▸ GOAL OF THE EXERCISE:
Gather up every line that includes the string "true".

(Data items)
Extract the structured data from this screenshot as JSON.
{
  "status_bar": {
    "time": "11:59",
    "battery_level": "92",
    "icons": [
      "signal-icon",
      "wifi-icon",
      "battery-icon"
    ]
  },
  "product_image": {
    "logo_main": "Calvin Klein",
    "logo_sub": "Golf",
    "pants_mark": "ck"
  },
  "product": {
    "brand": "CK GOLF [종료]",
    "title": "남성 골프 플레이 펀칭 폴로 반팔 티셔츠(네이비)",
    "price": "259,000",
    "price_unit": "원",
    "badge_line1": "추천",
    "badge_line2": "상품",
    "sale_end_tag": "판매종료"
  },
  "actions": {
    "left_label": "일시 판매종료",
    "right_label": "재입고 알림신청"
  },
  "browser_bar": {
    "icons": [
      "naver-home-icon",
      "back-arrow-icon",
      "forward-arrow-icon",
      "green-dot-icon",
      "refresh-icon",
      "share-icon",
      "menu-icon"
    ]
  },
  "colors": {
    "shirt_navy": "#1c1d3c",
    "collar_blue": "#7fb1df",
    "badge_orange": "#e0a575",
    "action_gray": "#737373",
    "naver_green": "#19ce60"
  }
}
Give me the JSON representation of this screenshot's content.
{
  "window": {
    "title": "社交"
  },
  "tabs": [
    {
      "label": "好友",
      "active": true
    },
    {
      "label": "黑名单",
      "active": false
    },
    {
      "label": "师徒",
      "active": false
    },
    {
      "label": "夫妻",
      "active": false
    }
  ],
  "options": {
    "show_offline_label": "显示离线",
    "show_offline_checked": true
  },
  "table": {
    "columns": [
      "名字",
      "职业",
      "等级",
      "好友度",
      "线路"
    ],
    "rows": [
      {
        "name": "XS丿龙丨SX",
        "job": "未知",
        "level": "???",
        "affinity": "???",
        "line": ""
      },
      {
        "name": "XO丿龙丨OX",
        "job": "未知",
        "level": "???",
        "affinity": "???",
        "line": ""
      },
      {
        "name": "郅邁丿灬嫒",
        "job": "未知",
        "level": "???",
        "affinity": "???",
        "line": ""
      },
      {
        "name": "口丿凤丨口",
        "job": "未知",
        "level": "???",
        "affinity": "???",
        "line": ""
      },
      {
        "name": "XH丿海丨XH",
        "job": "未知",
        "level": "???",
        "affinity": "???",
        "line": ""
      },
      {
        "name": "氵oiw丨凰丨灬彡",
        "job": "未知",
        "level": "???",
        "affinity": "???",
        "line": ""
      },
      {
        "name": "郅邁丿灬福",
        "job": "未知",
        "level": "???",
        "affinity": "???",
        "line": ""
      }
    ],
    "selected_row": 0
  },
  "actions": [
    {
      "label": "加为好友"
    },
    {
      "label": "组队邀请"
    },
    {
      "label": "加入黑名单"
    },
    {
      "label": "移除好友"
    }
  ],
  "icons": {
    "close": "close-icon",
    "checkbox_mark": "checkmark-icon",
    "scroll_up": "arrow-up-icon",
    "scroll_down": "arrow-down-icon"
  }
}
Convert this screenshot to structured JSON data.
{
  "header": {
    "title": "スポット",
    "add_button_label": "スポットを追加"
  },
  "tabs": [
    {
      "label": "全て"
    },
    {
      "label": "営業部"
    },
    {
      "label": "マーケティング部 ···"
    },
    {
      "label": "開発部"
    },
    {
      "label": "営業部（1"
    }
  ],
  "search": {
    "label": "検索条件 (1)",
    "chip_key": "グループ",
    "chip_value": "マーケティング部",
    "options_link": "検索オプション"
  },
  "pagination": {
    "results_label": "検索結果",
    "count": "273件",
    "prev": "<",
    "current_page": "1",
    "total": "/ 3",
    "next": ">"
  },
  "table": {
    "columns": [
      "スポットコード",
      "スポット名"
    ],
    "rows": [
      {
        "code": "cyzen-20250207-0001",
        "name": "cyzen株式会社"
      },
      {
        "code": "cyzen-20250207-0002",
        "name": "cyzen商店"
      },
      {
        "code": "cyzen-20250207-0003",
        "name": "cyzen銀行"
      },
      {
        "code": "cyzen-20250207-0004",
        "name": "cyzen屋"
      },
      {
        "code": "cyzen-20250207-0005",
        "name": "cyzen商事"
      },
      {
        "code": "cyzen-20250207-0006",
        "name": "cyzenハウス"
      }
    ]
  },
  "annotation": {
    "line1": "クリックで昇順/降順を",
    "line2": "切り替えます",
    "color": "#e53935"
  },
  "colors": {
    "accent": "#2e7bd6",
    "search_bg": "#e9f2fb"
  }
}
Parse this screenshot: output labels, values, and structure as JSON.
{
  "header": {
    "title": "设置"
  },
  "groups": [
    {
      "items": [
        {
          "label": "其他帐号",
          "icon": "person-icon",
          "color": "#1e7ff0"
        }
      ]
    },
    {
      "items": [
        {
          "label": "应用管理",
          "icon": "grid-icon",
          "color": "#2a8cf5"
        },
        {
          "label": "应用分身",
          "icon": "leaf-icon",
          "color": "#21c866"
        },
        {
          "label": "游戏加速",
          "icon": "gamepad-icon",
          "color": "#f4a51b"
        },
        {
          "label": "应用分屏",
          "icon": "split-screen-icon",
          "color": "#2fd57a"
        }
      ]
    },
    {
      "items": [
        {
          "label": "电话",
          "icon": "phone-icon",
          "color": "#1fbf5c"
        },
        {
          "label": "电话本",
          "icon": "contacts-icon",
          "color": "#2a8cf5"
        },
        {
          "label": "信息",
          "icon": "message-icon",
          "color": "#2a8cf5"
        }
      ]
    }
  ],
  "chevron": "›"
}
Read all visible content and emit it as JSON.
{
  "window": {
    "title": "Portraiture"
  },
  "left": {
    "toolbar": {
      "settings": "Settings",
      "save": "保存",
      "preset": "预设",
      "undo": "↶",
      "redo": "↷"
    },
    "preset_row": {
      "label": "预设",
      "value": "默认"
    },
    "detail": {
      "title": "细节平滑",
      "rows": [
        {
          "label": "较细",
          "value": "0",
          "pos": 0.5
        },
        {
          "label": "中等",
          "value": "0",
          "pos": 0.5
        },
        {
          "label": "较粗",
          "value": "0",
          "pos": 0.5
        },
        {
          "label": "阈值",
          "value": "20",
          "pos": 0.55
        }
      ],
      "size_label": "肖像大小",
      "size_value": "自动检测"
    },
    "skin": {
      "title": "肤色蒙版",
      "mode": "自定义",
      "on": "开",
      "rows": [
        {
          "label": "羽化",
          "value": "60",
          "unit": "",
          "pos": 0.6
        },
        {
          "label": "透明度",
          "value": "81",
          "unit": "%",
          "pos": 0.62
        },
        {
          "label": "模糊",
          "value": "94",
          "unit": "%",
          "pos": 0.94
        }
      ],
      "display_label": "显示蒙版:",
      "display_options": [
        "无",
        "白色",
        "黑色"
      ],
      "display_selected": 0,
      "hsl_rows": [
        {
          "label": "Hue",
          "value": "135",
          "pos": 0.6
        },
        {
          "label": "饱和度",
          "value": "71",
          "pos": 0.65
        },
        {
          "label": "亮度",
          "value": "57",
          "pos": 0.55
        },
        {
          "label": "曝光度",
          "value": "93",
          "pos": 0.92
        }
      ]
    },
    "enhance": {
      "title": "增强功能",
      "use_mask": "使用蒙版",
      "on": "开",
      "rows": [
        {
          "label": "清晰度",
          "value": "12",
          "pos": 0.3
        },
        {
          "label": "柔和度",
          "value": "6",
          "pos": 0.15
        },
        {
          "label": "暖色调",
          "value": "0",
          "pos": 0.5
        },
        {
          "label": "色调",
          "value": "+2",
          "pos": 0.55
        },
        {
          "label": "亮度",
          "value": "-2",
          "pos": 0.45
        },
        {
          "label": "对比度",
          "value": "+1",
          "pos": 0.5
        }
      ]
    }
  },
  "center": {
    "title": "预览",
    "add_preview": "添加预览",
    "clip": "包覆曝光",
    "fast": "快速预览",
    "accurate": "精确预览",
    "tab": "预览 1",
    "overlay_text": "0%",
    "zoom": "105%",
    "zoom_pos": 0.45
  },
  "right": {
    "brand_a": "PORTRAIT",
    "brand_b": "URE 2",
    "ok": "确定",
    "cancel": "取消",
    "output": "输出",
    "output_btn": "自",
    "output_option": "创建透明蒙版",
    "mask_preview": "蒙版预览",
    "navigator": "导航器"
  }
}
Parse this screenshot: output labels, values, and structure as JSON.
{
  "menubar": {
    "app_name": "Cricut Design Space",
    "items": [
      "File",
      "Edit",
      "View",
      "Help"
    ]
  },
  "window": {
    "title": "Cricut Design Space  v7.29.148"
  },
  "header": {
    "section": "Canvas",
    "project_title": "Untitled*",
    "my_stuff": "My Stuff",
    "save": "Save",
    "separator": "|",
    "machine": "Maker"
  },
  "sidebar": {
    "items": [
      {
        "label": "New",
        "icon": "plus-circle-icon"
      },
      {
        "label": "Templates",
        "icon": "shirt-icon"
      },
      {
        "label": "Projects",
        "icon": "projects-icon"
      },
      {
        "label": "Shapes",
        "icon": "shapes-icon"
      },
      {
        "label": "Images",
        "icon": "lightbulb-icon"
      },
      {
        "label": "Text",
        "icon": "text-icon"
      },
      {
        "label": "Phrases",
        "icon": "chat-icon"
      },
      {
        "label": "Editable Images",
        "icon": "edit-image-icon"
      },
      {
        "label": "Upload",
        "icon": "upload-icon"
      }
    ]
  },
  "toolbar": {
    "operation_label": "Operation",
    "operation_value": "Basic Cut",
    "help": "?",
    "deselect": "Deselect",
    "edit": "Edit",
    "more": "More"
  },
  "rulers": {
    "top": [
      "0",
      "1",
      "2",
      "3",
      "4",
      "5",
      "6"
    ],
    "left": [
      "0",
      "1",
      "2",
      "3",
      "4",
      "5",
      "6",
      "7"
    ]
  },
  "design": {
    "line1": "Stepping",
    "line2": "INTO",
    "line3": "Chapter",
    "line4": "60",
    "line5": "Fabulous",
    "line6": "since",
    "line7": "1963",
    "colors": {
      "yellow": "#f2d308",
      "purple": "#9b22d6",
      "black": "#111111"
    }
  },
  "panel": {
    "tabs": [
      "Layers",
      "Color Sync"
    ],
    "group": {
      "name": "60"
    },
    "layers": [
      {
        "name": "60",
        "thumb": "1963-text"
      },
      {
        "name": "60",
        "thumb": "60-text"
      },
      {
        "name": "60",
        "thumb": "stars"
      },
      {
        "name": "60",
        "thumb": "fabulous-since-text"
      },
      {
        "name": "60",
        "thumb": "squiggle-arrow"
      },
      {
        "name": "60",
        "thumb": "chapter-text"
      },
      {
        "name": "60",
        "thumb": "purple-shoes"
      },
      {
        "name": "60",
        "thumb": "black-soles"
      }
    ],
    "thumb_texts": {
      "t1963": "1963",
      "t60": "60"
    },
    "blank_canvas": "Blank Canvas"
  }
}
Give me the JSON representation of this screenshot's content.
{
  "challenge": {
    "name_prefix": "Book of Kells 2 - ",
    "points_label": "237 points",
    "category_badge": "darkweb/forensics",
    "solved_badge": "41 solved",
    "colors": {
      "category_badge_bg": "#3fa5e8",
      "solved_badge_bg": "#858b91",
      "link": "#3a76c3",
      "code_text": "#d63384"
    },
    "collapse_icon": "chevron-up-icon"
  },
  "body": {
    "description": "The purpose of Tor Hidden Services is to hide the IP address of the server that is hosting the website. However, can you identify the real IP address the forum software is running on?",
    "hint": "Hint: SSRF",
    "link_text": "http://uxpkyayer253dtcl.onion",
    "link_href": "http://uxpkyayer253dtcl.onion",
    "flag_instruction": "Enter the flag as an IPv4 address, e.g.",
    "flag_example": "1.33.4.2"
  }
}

▸ ANSWER TO THIS EXERCISE:
      "active": true
    "show_offline_checked": true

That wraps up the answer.